__PROBLEM TO WORK ON__
All records should be reproduced verbatim.

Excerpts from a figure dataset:

- - - - - - -

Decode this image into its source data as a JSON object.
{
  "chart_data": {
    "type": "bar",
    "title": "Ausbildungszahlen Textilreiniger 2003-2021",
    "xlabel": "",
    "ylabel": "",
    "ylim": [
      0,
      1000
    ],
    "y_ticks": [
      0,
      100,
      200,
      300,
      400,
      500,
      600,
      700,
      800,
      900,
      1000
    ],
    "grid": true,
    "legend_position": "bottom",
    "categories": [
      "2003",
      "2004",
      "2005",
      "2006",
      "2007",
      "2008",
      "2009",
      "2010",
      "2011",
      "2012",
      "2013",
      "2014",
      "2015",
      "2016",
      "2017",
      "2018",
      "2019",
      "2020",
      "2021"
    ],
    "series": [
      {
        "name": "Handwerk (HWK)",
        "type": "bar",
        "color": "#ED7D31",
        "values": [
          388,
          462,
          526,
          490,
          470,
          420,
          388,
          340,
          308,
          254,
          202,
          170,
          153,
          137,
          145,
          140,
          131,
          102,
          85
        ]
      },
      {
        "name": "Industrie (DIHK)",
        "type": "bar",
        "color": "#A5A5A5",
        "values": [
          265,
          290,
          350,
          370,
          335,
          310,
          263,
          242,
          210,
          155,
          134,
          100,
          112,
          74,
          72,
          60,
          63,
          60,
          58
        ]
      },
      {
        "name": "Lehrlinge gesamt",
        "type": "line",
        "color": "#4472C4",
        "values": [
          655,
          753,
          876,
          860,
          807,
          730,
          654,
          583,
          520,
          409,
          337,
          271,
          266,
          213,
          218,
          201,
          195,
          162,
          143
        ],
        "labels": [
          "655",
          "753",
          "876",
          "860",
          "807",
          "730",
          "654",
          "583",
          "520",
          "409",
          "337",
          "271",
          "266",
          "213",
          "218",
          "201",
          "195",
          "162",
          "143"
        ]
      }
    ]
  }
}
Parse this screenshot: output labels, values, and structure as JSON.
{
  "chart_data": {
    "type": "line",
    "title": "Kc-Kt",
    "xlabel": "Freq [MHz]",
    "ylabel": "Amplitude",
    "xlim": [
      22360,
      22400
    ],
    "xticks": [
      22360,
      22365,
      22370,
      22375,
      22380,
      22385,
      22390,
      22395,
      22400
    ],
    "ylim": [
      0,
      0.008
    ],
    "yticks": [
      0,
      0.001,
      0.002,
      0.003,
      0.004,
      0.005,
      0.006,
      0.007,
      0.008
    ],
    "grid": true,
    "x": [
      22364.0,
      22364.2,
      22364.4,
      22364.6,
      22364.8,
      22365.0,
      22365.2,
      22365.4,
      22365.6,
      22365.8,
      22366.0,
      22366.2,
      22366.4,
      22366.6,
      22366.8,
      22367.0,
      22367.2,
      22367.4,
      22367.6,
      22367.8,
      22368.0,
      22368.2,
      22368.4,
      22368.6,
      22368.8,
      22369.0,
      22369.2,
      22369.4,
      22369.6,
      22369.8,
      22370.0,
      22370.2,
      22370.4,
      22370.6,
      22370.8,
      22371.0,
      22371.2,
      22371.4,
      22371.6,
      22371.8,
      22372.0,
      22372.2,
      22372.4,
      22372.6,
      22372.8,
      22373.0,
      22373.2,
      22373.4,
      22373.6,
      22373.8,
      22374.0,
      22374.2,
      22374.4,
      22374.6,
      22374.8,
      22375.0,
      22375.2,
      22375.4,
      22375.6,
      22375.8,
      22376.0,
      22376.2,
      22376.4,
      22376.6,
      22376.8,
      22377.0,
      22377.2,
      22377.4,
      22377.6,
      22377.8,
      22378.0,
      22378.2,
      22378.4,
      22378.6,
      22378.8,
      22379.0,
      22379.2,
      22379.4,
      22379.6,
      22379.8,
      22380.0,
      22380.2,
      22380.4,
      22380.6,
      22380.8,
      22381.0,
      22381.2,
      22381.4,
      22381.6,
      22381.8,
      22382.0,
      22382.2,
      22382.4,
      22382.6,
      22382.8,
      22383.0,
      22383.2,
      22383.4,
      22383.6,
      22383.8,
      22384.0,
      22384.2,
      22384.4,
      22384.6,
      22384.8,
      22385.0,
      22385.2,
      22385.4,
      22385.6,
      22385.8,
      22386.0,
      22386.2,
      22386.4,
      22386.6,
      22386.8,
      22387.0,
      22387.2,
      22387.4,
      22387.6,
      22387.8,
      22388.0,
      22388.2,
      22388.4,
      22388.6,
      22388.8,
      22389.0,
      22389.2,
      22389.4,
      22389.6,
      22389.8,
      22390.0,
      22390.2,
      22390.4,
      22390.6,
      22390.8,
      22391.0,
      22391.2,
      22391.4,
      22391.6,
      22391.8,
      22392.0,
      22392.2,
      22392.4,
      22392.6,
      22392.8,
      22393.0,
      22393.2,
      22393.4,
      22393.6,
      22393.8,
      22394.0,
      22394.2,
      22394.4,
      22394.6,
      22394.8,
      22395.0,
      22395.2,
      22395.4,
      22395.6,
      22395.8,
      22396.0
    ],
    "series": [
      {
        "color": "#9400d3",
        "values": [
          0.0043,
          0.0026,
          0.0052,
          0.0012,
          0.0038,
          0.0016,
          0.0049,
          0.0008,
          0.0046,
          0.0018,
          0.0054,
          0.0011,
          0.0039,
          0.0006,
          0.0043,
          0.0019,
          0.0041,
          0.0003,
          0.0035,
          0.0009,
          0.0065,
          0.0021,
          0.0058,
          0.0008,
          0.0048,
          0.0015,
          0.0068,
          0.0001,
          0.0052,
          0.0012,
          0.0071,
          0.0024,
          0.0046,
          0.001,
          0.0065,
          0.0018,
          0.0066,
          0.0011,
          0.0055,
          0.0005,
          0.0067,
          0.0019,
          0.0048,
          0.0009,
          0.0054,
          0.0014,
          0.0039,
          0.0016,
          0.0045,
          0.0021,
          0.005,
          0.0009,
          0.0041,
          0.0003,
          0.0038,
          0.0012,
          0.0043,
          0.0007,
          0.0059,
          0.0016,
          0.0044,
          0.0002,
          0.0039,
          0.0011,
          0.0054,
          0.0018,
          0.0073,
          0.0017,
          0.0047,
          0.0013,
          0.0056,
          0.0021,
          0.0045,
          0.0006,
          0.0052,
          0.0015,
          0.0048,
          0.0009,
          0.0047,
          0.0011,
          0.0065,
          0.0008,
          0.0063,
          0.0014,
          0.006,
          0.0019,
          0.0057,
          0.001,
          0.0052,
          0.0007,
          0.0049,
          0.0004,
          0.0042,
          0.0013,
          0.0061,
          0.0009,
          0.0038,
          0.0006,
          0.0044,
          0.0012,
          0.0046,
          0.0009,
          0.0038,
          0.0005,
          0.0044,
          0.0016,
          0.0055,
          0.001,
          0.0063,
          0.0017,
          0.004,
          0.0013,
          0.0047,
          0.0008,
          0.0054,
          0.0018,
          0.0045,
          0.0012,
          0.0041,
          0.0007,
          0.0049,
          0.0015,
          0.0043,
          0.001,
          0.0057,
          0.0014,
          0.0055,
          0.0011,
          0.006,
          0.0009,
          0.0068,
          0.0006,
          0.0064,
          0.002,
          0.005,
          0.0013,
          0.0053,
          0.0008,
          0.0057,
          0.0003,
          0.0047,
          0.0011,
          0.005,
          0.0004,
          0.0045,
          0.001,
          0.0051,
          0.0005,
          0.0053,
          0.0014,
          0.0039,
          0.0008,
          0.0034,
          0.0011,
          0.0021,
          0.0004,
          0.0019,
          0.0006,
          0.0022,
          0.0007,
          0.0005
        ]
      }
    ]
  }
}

- - - - - - -

__EXERCISE ANSWER__
Decode this image into its source data as a JSON object.
{
  "chart_data": {
    "type": "bar",
    "title": "Ausbildungszahlen Textilreiniger 2003-2021",
    "xlabel": "",
    "ylabel": "",
    "ylim": [
      0,
      1000
    ],
    "y_ticks": [
      0,
      100,
      200,
      300,
      400,
      500,
      600,
      700,
      800,
      900,
      1000
    ],
    "grid": true,
    "legend_position": "bottom",
    "categories": [
      "2003",
      "2004",
      "2005",
      "2006",
      "2007",
      "2008",
      "2009",
      "2010",
      "2011",
      "2012",
      "2013",
      "2014",
      "2015",
      "2016",
      "2017",
      "2018",
      "2019",
      "2020",
      "2021"
    ],
    "series": [
      {
        "name": "Handwerk (HWK)",
        "type": "bar",
        "color": "#ED7D31",
        "values": [
          388,
          462,
          526,
          490,
          470,
          420,
          388,
          340,
          308,
          254,
          202,
          170,
          153,
          137,
          145,
          140,
          131,
          102,
          85
        ]
      },
      {
        "name": "Industrie (DIHK)",
        "type": "bar",
        "color": "#A5A5A5",
        "values": [
          265,
          290,
          350,
          370,
          335,
          310,
          263,
          242,
          210,
          155,
          134,
          100,
          112,
          74,
          72,
          60,
          63,
          60,
          58
        ]
      },
      {
        "name": "Lehrlinge gesamt",
        "type": "line",
        "color": "#4472C4",
        "values": [
          655,
          753,
          876,
          860,
          807,
          730,
          654,
          583,
          520,
          409,
          337,
          271,
          266,
          213,
          218,
          201,
          195,
          162,
          143
        ],
        "labels": [
          "655",
          "753",
          "876",
          "860",
          "807",
          "730",
          "654",
          "583",
          "520",
          "409",
          "337",
          "271",
          "266",
          "213",
          "218",
          "201",
          "195",
          "162",
          "143"
        ]
      }
    ]
  }
}
Parse this screenshot: output labels, values, and structure as JSON.
{
  "chart_data": {
    "type": "line",
    "title": "Kc-Kt",
    "xlabel": "Freq [MHz]",
    "ylabel": "Amplitude",
    "xlim": [
      22360,
      22400
    ],
    "xticks": [
      22360,
      22365,
      22370,
      22375,
      22380,
      22385,
      22390,
      22395,
      22400
    ],
    "ylim": [
      0,
      0.008
    ],
    "yticks": [
      0,
      0.001,
      0.002,
      0.003,
      0.004,
      0.005,
      0.006,
      0.007,
      0.008
    ],
    "grid": true,
    "x": [
      22364.0,
      22364.2,
      22364.4,
      22364.6,
      22364.8,
      22365.0,
      22365.2,
      22365.4,
      22365.6,
      22365.8,
      22366.0,
      22366.2,
      22366.4,
      22366.6,
      22366.8,
      22367.0,
      22367.2,
      22367.4,
      22367.6,
      22367.8,
      22368.0,
      22368.2,
      22368.4,
      22368.6,
      22368.8,
      22369.0,
      22369.2,
      22369.4,
      22369.6,
      22369.8,
      22370.0,
      22370.2,
      22370.4,
      22370.6,
      22370.8,
      22371.0,
      22371.2,
      22371.4,
      22371.6,
      22371.8,
      22372.0,
      22372.2,
      22372.4,
      22372.6,
      22372.8,
      22373.0,
      22373.2,
      22373.4,
      22373.6,
      22373.8,
      22374.0,
      22374.2,
      22374.4,
      22374.6,
      22374.8,
      22375.0,
      22375.2,
      22375.4,
      22375.6,
      22375.8,
      22376.0,
      22376.2,
      22376.4,
      22376.6,
      22376.8,
      22377.0,
      22377.2,
      22377.4,
      22377.6,
      22377.8,
      22378.0,
      22378.2,
      22378.4,
      22378.6,
      22378.8,
      22379.0,
      22379.2,
      22379.4,
      22379.6,
      22379.8,
      22380.0,
      22380.2,
      22380.4,
      22380.6,
      22380.8,
      22381.0,
      22381.2,
      22381.4,
      22381.6,
      22381.8,
      22382.0,
      22382.2,
      22382.4,
      22382.6,
      22382.8,
      22383.0,
      22383.2,
      22383.4,
      22383.6,
      22383.8,
      22384.0,
      22384.2,
      22384.4,
      22384.6,
      22384.8,
      22385.0,
      22385.2,
      22385.4,
      22385.6,
      22385.8,
      22386.0,
      22386.2,
      22386.4,
      22386.6,
      22386.8,
      22387.0,
      22387.2,
      22387.4,
      22387.6,
      22387.8,
      22388.0,
      22388.2,
      22388.4,
      22388.6,
      22388.8,
      22389.0,
      22389.2,
      22389.4,
      22389.6,
      22389.8,
      22390.0,
      22390.2,
      22390.4,
      22390.6,
      22390.8,
      22391.0,
      22391.2,
      22391.4,
      22391.6,
      22391.8,
      22392.0,
      22392.2,
      22392.4,
      22392.6,
      22392.8,
      22393.0,
      22393.2,
      22393.4,
      22393.6,
      22393.8,
      22394.0,
      22394.2,
      22394.4,
      22394.6,
      22394.8,
      22395.0,
      22395.2,
      22395.4,
      22395.6,
      22395.8,
      22396.0
    ],
    "series": [
      {
        "color": "#9400d3",
        "values": [
          0.0043,
          0.0026,
          0.0052,
          0.0012,
          0.0038,
          0.0016,
          0.0049,
          0.0008,
          0.0046,
          0.0018,
          0.0054,
          0.0011,
          0.0039,
          0.0006,
          0.0043,
          0.0019,
          0.0041,
          0.0003,
          0.0035,
          0.0009,
          0.0065,
          0.0021,
          0.0058,
          0.0008,
          0.0048,
          0.0015,
          0.0068,
          0.0001,
          0.0052,
          0.0012,
          0.0071,
          0.0024,
          0.0046,
          0.001,
          0.0065,
          0.0018,
          0.0066,
          0.0011,
          0.0055,
          0.0005,
          0.0067,
          0.0019,
          0.0048,
          0.0009,
          0.0054,
          0.0014,
          0.0039,
          0.0016,
          0.0045,
          0.0021,
          0.005,
          0.0009,
          0.0041,
          0.0003,
          0.0038,
          0.0012,
          0.0043,
          0.0007,
          0.0059,
          0.0016,
          0.0044,
          0.0002,
          0.0039,
          0.0011,
          0.0054,
          0.0018,
          0.0073,
          0.0017,
          0.0047,
          0.0013,
          0.0056,
          0.0021,
          0.0045,
          0.0006,
          0.0052,
          0.0015,
          0.0048,
          0.0009,
          0.0047,
          0.0011,
          0.0065,
          0.0008,
          0.0063,
          0.0014,
          0.006,
          0.0019,
          0.0057,
          0.001,
          0.0052,
          0.0007,
          0.0049,
          0.0004,
          0.0042,
          0.0013,
          0.0061,
          0.0009,
          0.0038,
          0.0006,
          0.0044,
          0.0012,
          0.0046,
          0.0009,
          0.0038,
          0.0005,
          0.0044,
          0.0016,
          0.0055,
          0.001,
          0.0063,
          0.0017,
          0.004,
          0.0013,
          0.0047,
          0.0008,
          0.0054,
          0.0018,
          0.0045,
          0.0012,
          0.0041,
          0.0007,
          0.0049,
          0.0015,
          0.0043,
          0.001,
          0.0057,
          0.0014,
          0.0055,
          0.0011,
          0.006,
          0.0009,
          0.0068,
          0.0006,
          0.0064,
          0.002,
          0.005,
          0.0013,
          0.0053,
          0.0008,
          0.0057,
          0.0003,
          0.0047,
          0.0011,
          0.005,
          0.0004,
          0.0045,
          0.001,
          0.0051,
          0.0005,
          0.0053,
          0.0014,
          0.0039,
          0.0008,
          0.0034,
          0.0011,
          0.0021,
          0.0004,
          0.0019,
          0.0006,
          0.0022,
          0.0007,
          0.0005
        ]
      }
    ]
  }
}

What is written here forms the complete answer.